begin MATERIAL FOR THE TASK
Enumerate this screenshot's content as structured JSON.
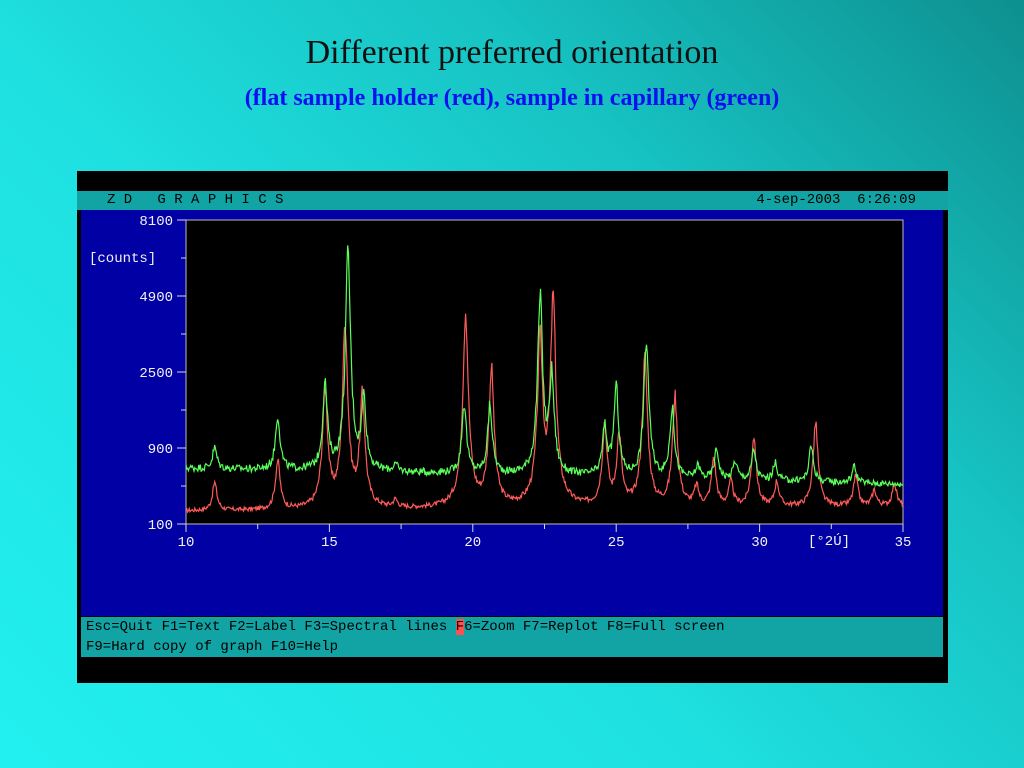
{
  "slide": {
    "title": "Different preferred orientation",
    "subtitle": "(flat sample holder (red), sample in capillary (green)"
  },
  "app": {
    "title": "Z D   G R A P H I C S",
    "datetime": "4-sep-2003  6:26:09"
  },
  "function_keys": {
    "line1_before_cursor": "Esc=Quit F1=Text F2=Label F3=Spectral lines ",
    "cursor_char": "F",
    "line1_after_cursor": "6=Zoom F7=Replot F8=Full screen",
    "line2": "F9=Hard copy of graph F10=Help"
  },
  "colors": {
    "red_series": "#ff5a5a",
    "green_series": "#5aff5a",
    "plot_background": "#000000",
    "panel_background": "#0000a4",
    "bar_background": "#12a4a4"
  },
  "chart_data": {
    "type": "line",
    "title": "",
    "xlabel": "[°2Ú]",
    "ylabel": "[counts]",
    "xlim": [
      10,
      35
    ],
    "ylim": [
      100,
      8100
    ],
    "y_scale": "sqrt",
    "x_ticks": [
      10,
      15,
      20,
      25,
      30,
      35
    ],
    "y_ticks": [
      100,
      900,
      2500,
      4900,
      8100
    ],
    "grid": false,
    "legend": "none",
    "series": [
      {
        "color": "#ff5a5a",
        "baseline": [
          [
            10,
            180
          ],
          [
            35,
            215
          ]
        ],
        "peaks": [
          [
            11.0,
            250
          ],
          [
            13.2,
            520
          ],
          [
            14.85,
            1900
          ],
          [
            15.55,
            3800
          ],
          [
            16.15,
            1750
          ],
          [
            17.3,
            60
          ],
          [
            19.75,
            4200
          ],
          [
            20.65,
            2400
          ],
          [
            22.35,
            3300
          ],
          [
            22.8,
            4700
          ],
          [
            24.6,
            1130
          ],
          [
            25.1,
            920
          ],
          [
            26.0,
            2700
          ],
          [
            27.05,
            1700
          ],
          [
            27.8,
            180
          ],
          [
            28.4,
            540
          ],
          [
            29.0,
            230
          ],
          [
            29.8,
            880
          ],
          [
            30.6,
            230
          ],
          [
            31.95,
            1120
          ],
          [
            33.35,
            290
          ],
          [
            34.0,
            140
          ],
          [
            34.7,
            210
          ]
        ]
      },
      {
        "color": "#5aff5a",
        "baseline": [
          [
            10,
            610
          ],
          [
            35,
            420
          ]
        ],
        "peaks": [
          [
            11.0,
            300
          ],
          [
            13.2,
            900
          ],
          [
            14.85,
            1600
          ],
          [
            15.65,
            6100
          ],
          [
            16.2,
            1300
          ],
          [
            17.3,
            90
          ],
          [
            19.7,
            1200
          ],
          [
            20.6,
            1150
          ],
          [
            22.35,
            4300
          ],
          [
            22.75,
            1900
          ],
          [
            24.6,
            750
          ],
          [
            25.0,
            1600
          ],
          [
            26.05,
            2900
          ],
          [
            26.95,
            1150
          ],
          [
            27.85,
            160
          ],
          [
            28.5,
            400
          ],
          [
            29.15,
            230
          ],
          [
            29.8,
            400
          ],
          [
            30.55,
            220
          ],
          [
            31.8,
            480
          ],
          [
            33.3,
            200
          ]
        ]
      }
    ]
  }
}
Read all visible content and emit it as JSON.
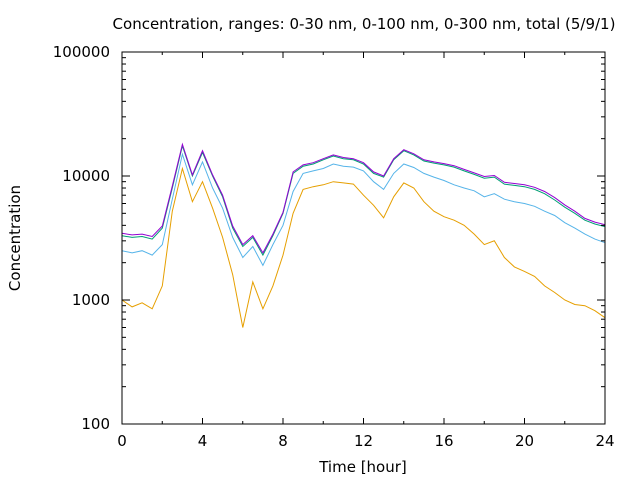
end MATERIAL FOR THE TASK
SET EXERCISE: Return the records exactly. Don't carry the pictures over.

RESPONSE TO THIS TASK:
Enumerate this screenshot's content as structured JSON.
{
  "slide": {
    "title": "Different preferred orientation",
    "subtitle": "(flat sample holder (red), sample in capillary (green)"
  },
  "app": {
    "title": "Z D   G R A P H I C S",
    "datetime": "4-sep-2003  6:26:09"
  },
  "function_keys": {
    "line1_before_cursor": "Esc=Quit F1=Text F2=Label F3=Spectral lines ",
    "cursor_char": "F",
    "line1_after_cursor": "6=Zoom F7=Replot F8=Full screen",
    "line2": "F9=Hard copy of graph F10=Help"
  },
  "colors": {
    "red_series": "#ff5a5a",
    "green_series": "#5aff5a",
    "plot_background": "#000000",
    "panel_background": "#0000a4",
    "bar_background": "#12a4a4"
  },
  "chart_data": {
    "type": "line",
    "title": "",
    "xlabel": "[°2Ú]",
    "ylabel": "[counts]",
    "xlim": [
      10,
      35
    ],
    "ylim": [
      100,
      8100
    ],
    "y_scale": "sqrt",
    "x_ticks": [
      10,
      15,
      20,
      25,
      30,
      35
    ],
    "y_ticks": [
      100,
      900,
      2500,
      4900,
      8100
    ],
    "grid": false,
    "legend": "none",
    "series": [
      {
        "color": "#ff5a5a",
        "baseline": [
          [
            10,
            180
          ],
          [
            35,
            215
          ]
        ],
        "peaks": [
          [
            11.0,
            250
          ],
          [
            13.2,
            520
          ],
          [
            14.85,
            1900
          ],
          [
            15.55,
            3800
          ],
          [
            16.15,
            1750
          ],
          [
            17.3,
            60
          ],
          [
            19.75,
            4200
          ],
          [
            20.65,
            2400
          ],
          [
            22.35,
            3300
          ],
          [
            22.8,
            4700
          ],
          [
            24.6,
            1130
          ],
          [
            25.1,
            920
          ],
          [
            26.0,
            2700
          ],
          [
            27.05,
            1700
          ],
          [
            27.8,
            180
          ],
          [
            28.4,
            540
          ],
          [
            29.0,
            230
          ],
          [
            29.8,
            880
          ],
          [
            30.6,
            230
          ],
          [
            31.95,
            1120
          ],
          [
            33.35,
            290
          ],
          [
            34.0,
            140
          ],
          [
            34.7,
            210
          ]
        ]
      },
      {
        "color": "#5aff5a",
        "baseline": [
          [
            10,
            610
          ],
          [
            35,
            420
          ]
        ],
        "peaks": [
          [
            11.0,
            300
          ],
          [
            13.2,
            900
          ],
          [
            14.85,
            1600
          ],
          [
            15.65,
            6100
          ],
          [
            16.2,
            1300
          ],
          [
            17.3,
            90
          ],
          [
            19.7,
            1200
          ],
          [
            20.6,
            1150
          ],
          [
            22.35,
            4300
          ],
          [
            22.75,
            1900
          ],
          [
            24.6,
            750
          ],
          [
            25.0,
            1600
          ],
          [
            26.05,
            2900
          ],
          [
            26.95,
            1150
          ],
          [
            27.85,
            160
          ],
          [
            28.5,
            400
          ],
          [
            29.15,
            230
          ],
          [
            29.8,
            400
          ],
          [
            30.55,
            220
          ],
          [
            31.8,
            480
          ],
          [
            33.3,
            200
          ]
        ]
      }
    ]
  }
}
Read all visible content and emit it as JSON.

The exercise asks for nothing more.